Exercise data
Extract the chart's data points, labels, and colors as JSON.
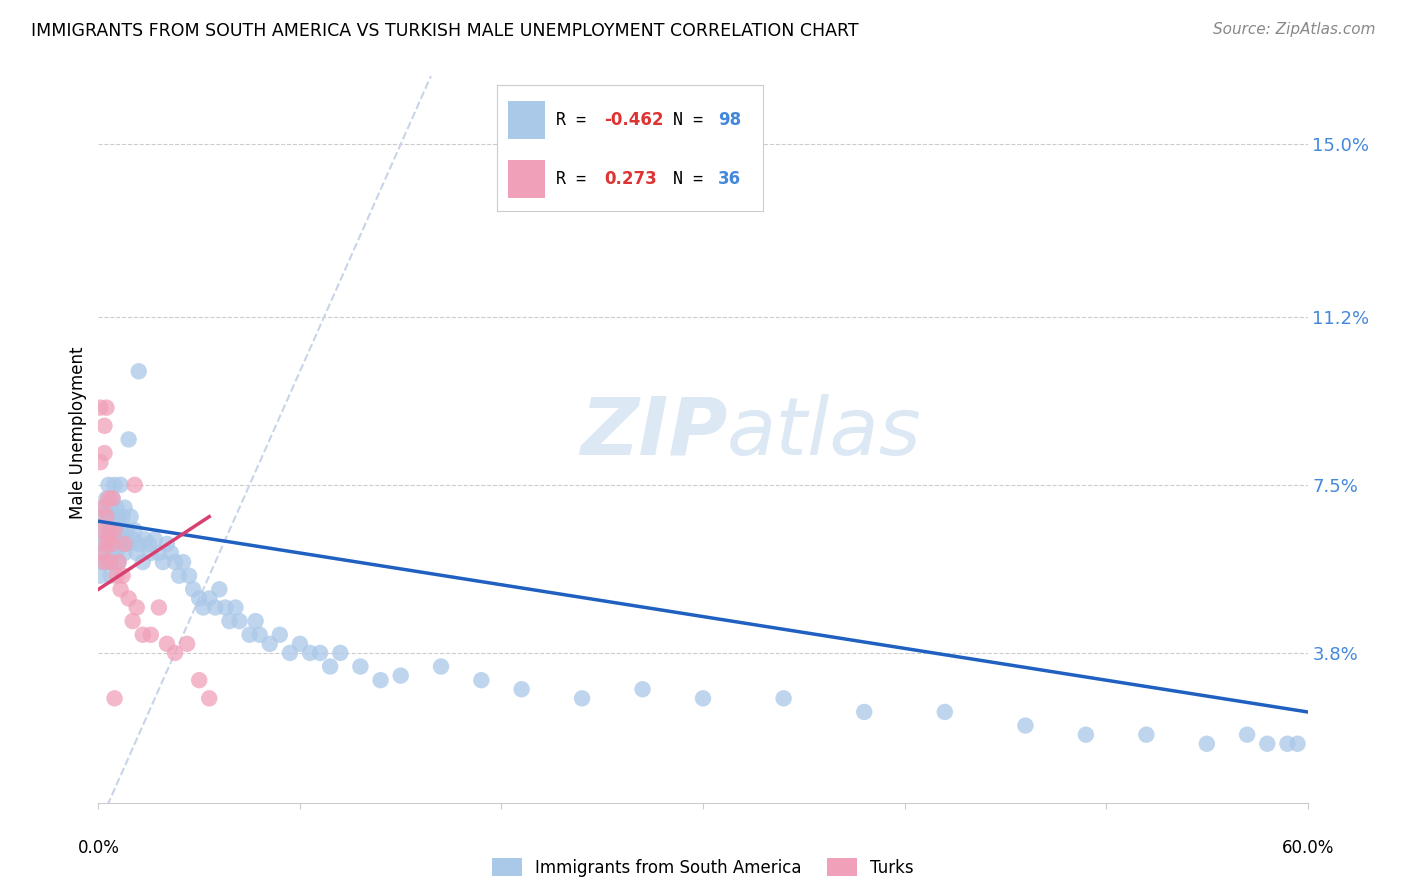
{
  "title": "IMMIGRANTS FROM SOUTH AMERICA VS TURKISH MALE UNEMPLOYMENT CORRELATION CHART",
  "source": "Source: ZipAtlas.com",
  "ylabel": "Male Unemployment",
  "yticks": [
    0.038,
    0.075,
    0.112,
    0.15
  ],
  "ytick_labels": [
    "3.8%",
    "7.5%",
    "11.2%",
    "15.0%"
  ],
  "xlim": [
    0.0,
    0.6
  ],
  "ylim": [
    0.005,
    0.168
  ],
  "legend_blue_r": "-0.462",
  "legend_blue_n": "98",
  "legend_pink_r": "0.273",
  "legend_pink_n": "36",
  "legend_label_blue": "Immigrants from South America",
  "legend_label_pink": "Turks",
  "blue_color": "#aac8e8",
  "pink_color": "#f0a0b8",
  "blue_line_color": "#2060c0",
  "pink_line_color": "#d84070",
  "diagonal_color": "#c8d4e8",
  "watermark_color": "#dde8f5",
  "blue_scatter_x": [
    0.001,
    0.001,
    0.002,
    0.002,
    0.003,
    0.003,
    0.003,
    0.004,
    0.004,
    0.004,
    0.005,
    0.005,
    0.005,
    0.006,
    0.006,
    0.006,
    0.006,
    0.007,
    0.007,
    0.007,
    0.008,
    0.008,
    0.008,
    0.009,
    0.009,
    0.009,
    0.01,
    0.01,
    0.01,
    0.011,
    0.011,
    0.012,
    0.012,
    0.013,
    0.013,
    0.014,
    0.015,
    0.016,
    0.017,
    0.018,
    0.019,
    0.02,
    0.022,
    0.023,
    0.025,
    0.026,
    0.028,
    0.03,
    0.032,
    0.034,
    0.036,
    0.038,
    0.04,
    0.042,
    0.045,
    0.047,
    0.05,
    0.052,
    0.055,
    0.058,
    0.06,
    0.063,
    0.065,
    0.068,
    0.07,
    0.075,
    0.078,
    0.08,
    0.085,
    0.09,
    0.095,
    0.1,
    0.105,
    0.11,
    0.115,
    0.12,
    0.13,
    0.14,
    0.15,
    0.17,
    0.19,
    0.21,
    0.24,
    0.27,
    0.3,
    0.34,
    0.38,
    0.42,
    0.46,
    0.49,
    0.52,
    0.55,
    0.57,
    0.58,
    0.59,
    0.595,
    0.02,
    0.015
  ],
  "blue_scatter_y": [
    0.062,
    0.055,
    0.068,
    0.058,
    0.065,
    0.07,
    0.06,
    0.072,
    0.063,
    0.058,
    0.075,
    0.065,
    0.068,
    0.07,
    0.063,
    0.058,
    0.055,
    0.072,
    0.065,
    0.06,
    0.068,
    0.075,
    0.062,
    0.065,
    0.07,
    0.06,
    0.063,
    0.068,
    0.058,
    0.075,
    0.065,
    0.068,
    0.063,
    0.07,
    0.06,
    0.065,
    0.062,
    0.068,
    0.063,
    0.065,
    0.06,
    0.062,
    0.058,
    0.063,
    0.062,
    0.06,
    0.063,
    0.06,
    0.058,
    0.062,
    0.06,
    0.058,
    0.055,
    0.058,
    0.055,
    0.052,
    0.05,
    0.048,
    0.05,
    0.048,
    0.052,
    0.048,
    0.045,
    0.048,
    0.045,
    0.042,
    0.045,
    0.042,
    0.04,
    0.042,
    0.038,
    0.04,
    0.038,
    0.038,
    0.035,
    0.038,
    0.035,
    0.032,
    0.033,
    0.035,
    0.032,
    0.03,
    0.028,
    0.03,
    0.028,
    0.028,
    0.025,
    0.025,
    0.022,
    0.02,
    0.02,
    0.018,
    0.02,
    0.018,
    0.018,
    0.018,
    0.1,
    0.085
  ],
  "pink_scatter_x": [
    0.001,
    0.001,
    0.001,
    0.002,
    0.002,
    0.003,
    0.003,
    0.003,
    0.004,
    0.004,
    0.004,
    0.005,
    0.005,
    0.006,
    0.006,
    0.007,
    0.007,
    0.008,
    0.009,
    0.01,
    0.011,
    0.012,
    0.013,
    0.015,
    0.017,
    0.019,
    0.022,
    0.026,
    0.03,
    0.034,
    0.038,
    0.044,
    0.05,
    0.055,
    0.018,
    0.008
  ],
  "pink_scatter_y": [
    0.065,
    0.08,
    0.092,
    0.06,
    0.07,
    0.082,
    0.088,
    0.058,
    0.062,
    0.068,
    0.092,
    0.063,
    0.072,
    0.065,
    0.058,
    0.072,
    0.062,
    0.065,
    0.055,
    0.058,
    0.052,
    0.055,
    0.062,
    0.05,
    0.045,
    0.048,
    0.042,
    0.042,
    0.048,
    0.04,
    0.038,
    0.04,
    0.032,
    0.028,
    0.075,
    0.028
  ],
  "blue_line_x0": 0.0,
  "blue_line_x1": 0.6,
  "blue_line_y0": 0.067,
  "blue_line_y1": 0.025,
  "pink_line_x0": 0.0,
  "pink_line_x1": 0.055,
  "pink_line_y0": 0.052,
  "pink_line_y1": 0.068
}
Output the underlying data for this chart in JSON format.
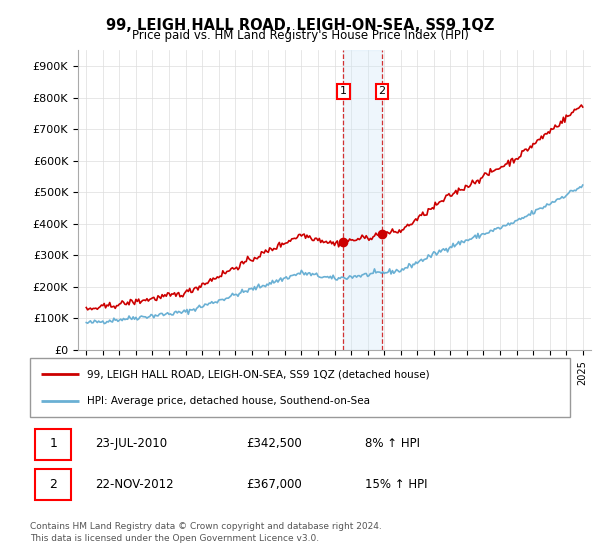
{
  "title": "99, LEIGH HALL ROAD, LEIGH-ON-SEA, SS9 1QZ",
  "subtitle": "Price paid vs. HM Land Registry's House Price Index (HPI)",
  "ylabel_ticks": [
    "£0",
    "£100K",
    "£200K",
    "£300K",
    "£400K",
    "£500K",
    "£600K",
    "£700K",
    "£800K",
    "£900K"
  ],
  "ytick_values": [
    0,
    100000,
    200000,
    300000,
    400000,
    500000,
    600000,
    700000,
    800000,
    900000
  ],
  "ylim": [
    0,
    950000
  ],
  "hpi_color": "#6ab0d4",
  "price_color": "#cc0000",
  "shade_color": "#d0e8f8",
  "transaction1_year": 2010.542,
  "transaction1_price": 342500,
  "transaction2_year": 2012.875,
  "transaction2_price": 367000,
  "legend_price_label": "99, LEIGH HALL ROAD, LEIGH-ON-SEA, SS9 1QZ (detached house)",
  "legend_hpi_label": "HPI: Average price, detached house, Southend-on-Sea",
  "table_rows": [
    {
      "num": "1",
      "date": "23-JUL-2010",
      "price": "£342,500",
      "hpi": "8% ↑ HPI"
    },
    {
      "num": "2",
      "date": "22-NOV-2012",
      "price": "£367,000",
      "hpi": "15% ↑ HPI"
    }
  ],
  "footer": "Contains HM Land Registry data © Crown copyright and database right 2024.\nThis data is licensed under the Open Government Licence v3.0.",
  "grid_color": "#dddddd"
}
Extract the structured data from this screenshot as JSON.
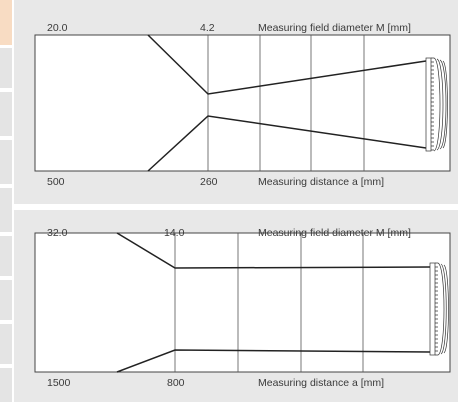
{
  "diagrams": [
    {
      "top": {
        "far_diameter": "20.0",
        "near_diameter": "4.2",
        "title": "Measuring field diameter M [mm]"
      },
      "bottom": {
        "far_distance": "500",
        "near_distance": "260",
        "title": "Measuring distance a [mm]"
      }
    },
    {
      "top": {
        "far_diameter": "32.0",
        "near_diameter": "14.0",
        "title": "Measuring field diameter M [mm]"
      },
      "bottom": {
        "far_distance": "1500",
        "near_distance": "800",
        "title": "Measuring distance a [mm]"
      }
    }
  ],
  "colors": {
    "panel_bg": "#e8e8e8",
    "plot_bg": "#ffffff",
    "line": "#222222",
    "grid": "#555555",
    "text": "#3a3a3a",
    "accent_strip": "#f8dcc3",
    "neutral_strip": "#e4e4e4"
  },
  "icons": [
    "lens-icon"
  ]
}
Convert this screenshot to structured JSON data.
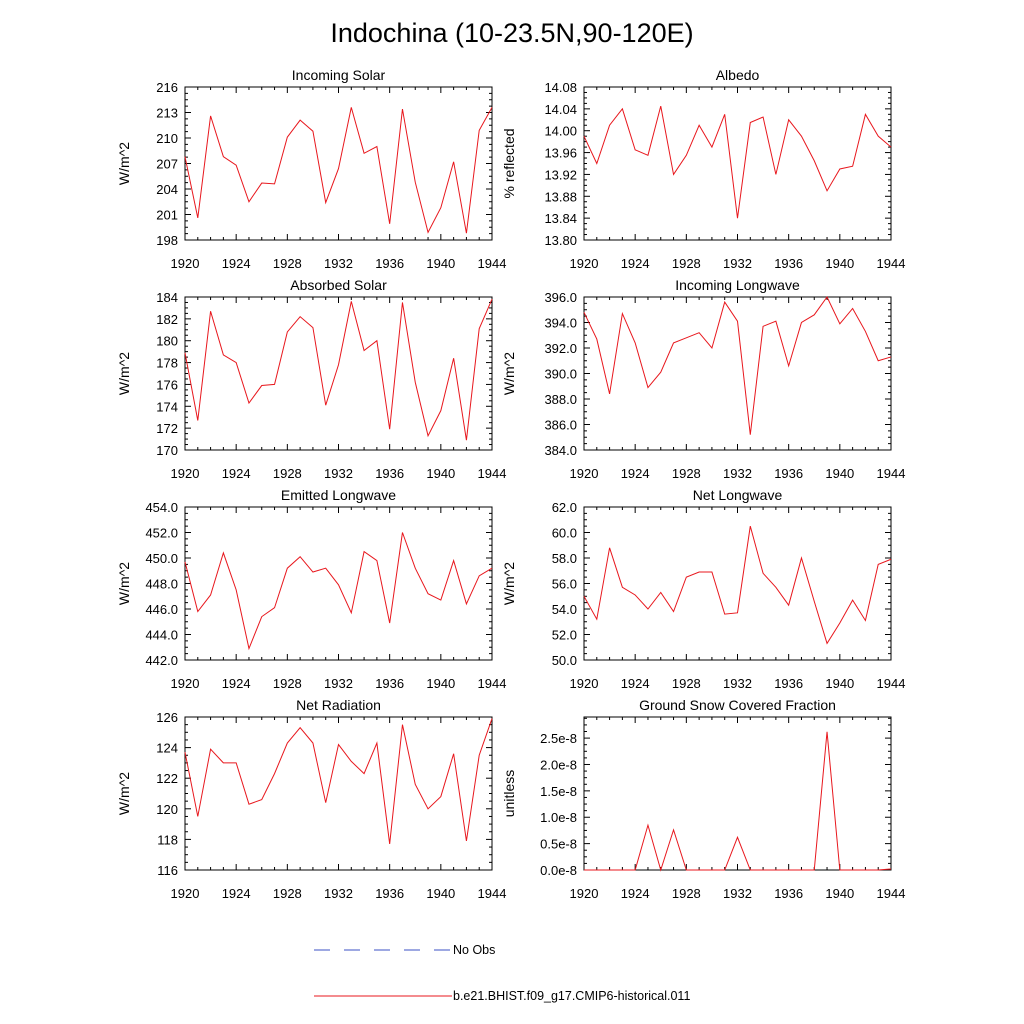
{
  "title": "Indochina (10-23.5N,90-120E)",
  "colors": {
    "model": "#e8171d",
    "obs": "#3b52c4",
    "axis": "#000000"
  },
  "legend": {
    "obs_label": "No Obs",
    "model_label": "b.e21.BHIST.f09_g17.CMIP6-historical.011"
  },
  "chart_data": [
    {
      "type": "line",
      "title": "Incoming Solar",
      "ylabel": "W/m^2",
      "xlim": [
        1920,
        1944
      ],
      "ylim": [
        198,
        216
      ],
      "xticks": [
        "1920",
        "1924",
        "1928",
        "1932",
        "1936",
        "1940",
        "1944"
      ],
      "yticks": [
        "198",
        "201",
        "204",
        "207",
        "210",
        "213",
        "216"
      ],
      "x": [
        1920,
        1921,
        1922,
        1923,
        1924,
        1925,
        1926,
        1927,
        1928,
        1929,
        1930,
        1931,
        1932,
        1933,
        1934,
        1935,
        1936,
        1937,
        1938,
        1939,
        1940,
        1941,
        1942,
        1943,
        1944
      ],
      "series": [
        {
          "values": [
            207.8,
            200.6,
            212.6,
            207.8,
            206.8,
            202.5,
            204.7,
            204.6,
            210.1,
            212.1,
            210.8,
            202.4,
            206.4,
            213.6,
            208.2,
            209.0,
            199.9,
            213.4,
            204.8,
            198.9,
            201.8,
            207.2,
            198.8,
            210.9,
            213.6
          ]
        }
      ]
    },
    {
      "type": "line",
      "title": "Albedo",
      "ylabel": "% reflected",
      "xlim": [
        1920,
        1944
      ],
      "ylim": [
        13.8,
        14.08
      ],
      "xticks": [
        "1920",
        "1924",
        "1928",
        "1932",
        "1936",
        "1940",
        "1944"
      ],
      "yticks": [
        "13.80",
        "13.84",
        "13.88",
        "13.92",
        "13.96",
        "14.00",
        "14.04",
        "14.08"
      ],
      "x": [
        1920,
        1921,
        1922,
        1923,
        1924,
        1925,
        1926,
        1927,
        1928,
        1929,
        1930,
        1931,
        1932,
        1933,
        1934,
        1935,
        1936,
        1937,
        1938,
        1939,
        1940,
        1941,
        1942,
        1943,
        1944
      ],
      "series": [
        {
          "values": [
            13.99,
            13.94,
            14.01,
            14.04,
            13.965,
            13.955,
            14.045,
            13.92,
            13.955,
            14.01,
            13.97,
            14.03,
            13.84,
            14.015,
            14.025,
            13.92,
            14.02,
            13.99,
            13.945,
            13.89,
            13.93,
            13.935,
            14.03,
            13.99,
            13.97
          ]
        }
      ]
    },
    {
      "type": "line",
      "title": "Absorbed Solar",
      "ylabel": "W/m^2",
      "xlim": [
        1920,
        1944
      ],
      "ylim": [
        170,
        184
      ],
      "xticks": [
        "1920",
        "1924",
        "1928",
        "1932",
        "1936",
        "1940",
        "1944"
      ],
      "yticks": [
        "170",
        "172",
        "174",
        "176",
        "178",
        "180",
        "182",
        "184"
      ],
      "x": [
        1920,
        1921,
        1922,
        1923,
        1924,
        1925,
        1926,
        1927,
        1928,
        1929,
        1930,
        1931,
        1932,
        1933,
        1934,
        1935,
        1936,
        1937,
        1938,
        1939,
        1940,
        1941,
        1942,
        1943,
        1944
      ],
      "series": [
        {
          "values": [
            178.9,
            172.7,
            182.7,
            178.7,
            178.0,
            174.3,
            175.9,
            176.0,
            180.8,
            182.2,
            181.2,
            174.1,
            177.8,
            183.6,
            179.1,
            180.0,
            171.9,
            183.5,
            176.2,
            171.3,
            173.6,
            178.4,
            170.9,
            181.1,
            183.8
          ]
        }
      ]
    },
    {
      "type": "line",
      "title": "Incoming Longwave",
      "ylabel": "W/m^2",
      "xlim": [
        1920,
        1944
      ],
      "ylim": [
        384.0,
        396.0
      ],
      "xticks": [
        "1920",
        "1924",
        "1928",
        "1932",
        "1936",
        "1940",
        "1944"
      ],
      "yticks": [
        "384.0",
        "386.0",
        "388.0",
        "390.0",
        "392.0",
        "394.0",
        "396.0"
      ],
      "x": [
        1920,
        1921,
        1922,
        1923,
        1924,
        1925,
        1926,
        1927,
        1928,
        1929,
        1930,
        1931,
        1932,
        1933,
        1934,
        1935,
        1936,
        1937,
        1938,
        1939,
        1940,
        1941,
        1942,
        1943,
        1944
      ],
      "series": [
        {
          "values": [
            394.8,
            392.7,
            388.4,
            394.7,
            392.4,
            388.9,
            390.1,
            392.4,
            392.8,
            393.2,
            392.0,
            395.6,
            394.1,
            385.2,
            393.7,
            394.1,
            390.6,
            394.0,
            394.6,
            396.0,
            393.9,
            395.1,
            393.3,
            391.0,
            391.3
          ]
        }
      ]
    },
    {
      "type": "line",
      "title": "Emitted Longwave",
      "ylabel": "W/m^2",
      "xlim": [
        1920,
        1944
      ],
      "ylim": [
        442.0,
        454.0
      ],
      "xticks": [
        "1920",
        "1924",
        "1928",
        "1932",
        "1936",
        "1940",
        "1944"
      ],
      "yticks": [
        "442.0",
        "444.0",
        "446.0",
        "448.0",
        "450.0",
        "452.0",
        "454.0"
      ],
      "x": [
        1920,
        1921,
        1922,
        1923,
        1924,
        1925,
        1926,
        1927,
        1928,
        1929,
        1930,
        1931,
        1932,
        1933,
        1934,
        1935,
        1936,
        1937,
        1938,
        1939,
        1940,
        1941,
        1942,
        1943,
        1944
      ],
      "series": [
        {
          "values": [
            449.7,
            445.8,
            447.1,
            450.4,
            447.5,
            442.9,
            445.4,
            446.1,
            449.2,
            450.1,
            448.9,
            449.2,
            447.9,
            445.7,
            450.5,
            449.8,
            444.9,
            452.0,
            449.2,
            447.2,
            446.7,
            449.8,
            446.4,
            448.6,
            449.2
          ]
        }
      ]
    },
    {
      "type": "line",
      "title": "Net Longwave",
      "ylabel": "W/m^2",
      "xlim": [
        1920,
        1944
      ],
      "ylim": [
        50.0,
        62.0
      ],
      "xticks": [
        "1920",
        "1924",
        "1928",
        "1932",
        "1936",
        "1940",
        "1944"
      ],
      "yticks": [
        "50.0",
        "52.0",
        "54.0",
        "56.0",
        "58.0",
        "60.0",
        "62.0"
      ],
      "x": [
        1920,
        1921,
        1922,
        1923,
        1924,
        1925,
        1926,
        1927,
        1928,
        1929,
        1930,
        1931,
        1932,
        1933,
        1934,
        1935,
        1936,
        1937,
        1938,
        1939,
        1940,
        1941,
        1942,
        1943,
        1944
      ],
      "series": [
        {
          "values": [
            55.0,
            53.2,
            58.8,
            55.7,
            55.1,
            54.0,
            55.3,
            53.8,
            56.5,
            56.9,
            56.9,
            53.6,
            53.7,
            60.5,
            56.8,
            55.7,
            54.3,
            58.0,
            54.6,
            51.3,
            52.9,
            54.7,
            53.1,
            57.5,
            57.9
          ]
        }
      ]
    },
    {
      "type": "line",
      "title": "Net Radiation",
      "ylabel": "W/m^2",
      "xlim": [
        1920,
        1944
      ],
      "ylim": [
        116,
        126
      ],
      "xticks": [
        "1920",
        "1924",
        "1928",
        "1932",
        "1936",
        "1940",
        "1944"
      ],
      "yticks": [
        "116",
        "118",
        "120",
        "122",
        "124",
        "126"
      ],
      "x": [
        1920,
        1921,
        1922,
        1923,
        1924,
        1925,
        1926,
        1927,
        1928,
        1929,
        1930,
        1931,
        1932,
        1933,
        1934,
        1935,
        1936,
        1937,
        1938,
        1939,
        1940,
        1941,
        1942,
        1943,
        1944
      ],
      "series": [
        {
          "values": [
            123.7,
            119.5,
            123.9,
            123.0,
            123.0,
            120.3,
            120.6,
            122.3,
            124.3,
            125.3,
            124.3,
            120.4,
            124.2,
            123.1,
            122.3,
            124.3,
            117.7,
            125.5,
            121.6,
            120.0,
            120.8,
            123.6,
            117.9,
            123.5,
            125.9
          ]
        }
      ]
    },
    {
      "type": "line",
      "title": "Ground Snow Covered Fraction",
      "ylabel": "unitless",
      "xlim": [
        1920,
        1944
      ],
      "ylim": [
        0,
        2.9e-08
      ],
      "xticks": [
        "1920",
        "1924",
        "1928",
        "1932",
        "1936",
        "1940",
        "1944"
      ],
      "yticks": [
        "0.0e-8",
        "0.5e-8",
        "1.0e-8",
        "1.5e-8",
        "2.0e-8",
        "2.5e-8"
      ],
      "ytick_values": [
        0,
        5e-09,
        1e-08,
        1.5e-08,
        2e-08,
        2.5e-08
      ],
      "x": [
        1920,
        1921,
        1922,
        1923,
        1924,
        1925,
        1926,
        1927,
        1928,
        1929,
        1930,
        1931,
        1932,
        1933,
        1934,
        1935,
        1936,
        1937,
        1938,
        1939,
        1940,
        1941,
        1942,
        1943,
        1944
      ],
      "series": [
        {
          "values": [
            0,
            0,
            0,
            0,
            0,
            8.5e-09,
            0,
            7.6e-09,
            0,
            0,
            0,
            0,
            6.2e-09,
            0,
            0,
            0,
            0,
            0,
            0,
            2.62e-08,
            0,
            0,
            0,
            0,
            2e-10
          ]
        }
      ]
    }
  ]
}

What you should do
Search the listing for the string "ROAD". Copy each line where it turns up.

The output
  "title": "99, LEIGH HALL ROAD, LEIGH-ON-SEA, SS9 1QZ",
  "legend_price_label": "99, LEIGH HALL ROAD, LEIGH-ON-SEA, SS9 1QZ (detached house)",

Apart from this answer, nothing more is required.